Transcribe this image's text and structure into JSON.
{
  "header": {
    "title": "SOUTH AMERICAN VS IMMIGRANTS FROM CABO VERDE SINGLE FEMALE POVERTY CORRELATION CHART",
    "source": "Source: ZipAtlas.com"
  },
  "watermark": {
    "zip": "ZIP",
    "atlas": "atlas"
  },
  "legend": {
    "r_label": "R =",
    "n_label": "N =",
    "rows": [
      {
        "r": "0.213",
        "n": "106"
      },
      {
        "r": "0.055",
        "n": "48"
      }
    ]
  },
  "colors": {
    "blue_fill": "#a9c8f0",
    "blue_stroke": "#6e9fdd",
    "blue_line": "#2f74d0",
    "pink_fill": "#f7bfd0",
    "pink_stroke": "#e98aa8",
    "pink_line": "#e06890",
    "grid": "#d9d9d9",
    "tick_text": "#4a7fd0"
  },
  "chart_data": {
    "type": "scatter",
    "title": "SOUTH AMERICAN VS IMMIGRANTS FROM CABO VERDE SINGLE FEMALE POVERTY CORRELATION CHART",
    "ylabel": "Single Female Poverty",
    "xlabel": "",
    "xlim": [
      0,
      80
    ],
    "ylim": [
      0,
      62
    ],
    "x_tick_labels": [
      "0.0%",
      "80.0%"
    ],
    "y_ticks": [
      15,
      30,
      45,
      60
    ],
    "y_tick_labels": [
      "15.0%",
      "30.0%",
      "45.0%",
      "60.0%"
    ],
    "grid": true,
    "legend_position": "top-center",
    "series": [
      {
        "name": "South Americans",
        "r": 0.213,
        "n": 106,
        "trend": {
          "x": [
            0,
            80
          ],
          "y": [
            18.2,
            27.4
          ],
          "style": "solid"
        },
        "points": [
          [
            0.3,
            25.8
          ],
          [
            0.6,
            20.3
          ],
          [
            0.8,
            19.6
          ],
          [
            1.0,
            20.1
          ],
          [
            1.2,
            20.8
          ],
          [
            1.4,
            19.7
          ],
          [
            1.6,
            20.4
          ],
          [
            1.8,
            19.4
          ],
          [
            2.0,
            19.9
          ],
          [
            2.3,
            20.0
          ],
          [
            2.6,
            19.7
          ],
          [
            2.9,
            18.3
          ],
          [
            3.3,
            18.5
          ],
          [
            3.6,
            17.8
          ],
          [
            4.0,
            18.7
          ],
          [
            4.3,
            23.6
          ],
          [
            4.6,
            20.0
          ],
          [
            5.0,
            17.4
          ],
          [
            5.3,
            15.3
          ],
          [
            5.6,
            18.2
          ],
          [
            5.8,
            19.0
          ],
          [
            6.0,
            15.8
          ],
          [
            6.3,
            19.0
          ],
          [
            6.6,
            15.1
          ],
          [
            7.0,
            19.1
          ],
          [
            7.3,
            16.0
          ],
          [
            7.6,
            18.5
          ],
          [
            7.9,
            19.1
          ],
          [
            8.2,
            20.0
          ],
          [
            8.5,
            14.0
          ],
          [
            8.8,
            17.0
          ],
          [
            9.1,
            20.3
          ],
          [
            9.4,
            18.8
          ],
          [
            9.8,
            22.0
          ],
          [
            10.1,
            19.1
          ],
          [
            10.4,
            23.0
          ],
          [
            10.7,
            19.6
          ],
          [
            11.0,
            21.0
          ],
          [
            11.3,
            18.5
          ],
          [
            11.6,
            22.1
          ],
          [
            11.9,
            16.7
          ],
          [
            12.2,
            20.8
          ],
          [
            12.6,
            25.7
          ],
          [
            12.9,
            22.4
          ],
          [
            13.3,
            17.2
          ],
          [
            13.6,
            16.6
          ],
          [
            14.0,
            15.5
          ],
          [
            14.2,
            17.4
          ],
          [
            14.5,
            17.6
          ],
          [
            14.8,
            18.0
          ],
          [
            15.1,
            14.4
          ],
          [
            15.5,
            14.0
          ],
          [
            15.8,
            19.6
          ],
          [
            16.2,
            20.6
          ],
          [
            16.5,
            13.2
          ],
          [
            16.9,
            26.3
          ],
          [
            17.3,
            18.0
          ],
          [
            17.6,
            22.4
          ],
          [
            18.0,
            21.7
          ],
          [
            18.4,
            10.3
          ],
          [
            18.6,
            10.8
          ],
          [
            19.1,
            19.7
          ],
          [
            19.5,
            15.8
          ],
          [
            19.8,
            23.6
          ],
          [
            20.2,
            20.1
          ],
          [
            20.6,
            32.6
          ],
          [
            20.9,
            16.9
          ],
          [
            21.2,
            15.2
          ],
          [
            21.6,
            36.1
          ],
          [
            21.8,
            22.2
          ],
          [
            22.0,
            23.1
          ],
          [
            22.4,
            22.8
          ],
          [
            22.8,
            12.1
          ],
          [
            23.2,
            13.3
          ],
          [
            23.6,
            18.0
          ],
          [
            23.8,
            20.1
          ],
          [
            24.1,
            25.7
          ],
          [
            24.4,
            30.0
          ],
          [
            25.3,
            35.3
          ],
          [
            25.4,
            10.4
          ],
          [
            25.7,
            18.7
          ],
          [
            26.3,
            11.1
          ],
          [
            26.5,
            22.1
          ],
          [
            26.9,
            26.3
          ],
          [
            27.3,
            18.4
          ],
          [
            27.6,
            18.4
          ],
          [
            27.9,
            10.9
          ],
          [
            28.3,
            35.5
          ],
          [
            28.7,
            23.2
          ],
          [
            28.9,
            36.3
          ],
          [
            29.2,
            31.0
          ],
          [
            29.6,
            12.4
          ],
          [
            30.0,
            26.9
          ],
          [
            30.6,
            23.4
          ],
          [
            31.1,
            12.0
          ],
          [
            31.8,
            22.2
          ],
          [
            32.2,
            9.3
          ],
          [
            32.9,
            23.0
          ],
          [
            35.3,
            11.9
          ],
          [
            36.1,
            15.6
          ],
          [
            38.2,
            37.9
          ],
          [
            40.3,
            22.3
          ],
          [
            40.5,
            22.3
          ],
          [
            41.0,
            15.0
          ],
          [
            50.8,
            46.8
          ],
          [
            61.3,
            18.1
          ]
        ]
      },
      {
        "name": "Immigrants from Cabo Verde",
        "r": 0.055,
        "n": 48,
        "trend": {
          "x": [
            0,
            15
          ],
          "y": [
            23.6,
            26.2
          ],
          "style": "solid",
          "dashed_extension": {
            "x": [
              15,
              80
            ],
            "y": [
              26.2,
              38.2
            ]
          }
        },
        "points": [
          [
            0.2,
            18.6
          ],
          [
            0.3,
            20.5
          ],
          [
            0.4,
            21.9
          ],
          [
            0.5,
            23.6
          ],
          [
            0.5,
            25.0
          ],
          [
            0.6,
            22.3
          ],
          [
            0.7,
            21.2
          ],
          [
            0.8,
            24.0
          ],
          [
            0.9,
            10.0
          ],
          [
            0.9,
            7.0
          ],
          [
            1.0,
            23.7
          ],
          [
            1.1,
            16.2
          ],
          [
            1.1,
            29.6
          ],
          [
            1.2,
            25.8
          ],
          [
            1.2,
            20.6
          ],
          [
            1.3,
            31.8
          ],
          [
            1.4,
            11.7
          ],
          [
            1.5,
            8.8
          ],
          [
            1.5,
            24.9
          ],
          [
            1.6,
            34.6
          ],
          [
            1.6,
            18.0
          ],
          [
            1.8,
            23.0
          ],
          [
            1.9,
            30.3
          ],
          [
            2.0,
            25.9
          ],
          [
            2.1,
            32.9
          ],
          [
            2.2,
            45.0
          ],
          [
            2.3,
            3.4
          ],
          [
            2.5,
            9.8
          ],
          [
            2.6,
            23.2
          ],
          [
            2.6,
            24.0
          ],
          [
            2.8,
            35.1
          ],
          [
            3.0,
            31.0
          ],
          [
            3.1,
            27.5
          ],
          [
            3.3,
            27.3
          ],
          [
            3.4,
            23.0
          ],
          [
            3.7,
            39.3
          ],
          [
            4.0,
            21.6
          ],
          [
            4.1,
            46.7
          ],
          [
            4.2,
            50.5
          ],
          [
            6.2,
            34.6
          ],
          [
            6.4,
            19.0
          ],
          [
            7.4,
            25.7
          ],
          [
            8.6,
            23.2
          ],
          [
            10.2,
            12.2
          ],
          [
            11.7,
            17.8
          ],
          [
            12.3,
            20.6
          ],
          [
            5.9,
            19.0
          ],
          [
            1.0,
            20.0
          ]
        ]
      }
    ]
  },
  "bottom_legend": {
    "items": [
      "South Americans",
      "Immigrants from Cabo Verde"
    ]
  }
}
═══
- _Stated task_
Take every line containing the word "name" and copy it.

- _Result of the task_
        "name": "South Americans",
        "name": "Immigrants from Cabo Verde",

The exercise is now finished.